> [Aim]: The entries below should be given again exactly, minus their pictures.

-- START --

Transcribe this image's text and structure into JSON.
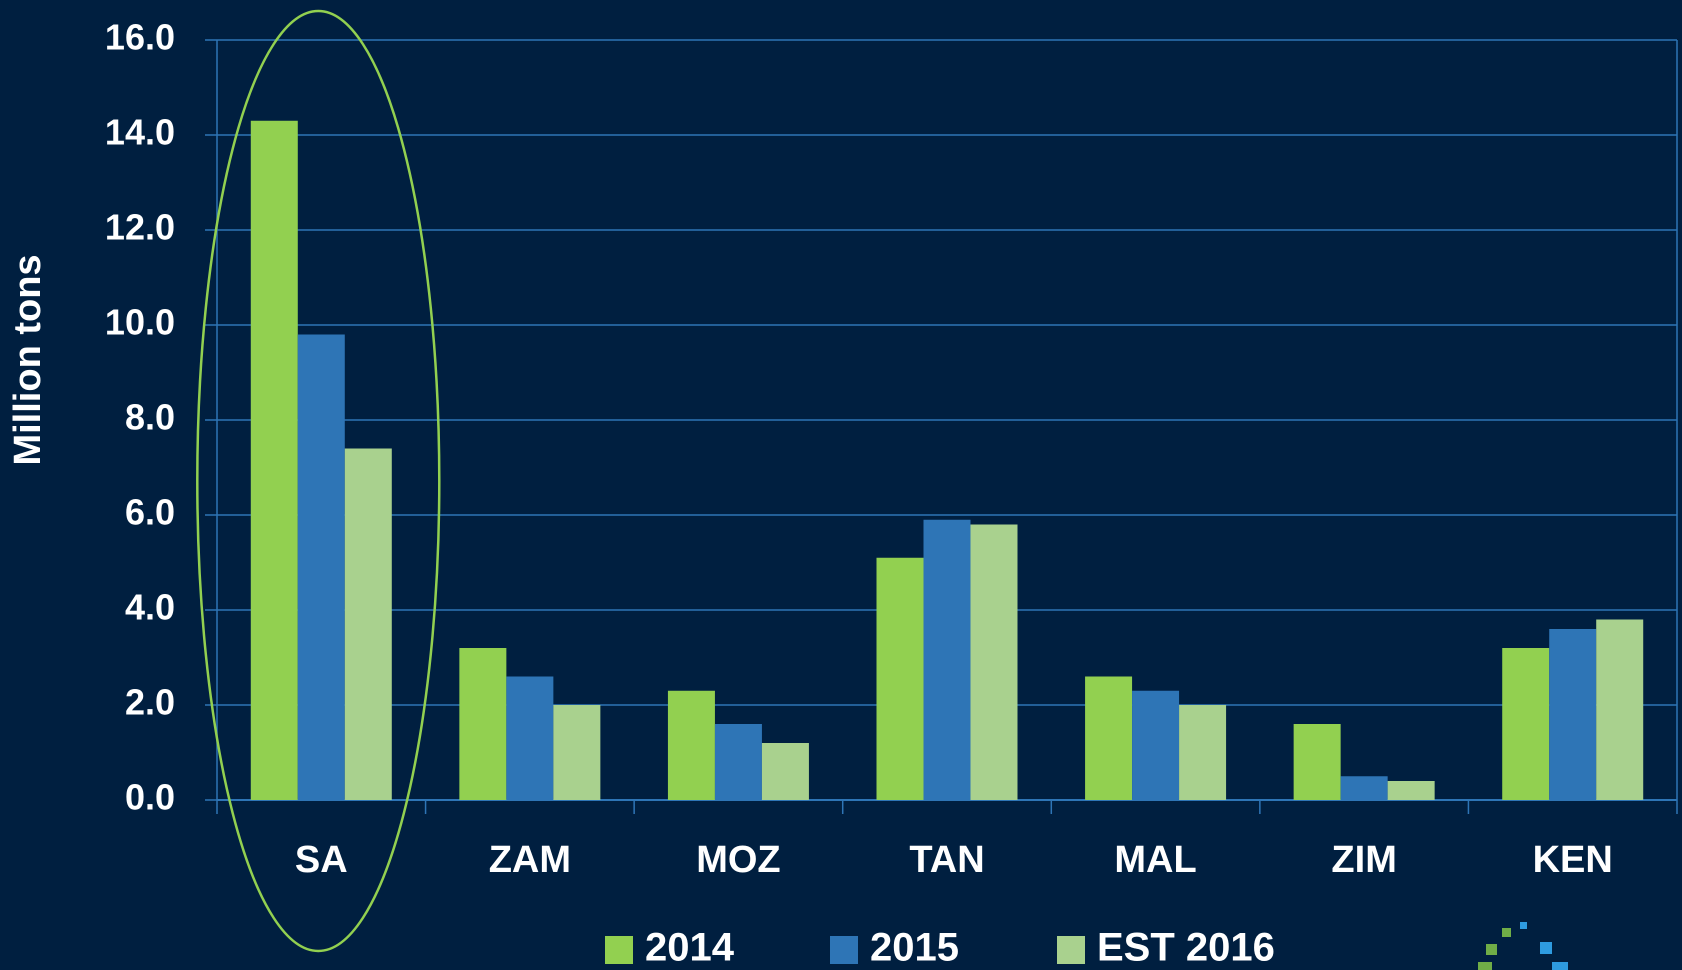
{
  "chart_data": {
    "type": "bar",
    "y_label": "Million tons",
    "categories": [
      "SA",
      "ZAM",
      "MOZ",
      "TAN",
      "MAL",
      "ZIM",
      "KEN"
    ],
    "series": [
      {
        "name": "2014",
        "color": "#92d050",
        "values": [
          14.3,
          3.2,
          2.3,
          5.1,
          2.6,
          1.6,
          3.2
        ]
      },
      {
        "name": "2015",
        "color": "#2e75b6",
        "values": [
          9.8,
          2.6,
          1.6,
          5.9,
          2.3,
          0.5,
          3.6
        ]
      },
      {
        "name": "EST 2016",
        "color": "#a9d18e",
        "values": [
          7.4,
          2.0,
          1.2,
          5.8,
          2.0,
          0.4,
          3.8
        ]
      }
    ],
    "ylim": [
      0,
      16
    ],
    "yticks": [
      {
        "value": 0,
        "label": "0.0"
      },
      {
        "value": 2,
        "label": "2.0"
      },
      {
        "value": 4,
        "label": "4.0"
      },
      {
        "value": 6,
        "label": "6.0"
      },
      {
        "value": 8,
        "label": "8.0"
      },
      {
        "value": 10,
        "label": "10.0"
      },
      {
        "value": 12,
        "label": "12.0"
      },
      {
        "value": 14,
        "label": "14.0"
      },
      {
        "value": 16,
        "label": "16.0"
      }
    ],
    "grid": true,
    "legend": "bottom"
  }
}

-- END --

> [Full answer]:
Transcribe this image's text and structure into JSON.
{
  "chart_data": {
    "type": "bar",
    "y_label": "Million tons",
    "categories": [
      "SA",
      "ZAM",
      "MOZ",
      "TAN",
      "MAL",
      "ZIM",
      "KEN"
    ],
    "series": [
      {
        "name": "2014",
        "color": "#92d050",
        "values": [
          14.3,
          3.2,
          2.3,
          5.1,
          2.6,
          1.6,
          3.2
        ]
      },
      {
        "name": "2015",
        "color": "#2e75b6",
        "values": [
          9.8,
          2.6,
          1.6,
          5.9,
          2.3,
          0.5,
          3.6
        ]
      },
      {
        "name": "EST 2016",
        "color": "#a9d18e",
        "values": [
          7.4,
          2.0,
          1.2,
          5.8,
          2.0,
          0.4,
          3.8
        ]
      }
    ],
    "ylim": [
      0,
      16
    ],
    "yticks": [
      {
        "value": 0,
        "label": "0.0"
      },
      {
        "value": 2,
        "label": "2.0"
      },
      {
        "value": 4,
        "label": "4.0"
      },
      {
        "value": 6,
        "label": "6.0"
      },
      {
        "value": 8,
        "label": "8.0"
      },
      {
        "value": 10,
        "label": "10.0"
      },
      {
        "value": 12,
        "label": "12.0"
      },
      {
        "value": 14,
        "label": "14.0"
      },
      {
        "value": 16,
        "label": "16.0"
      }
    ],
    "grid": true,
    "legend": "bottom"
  }
}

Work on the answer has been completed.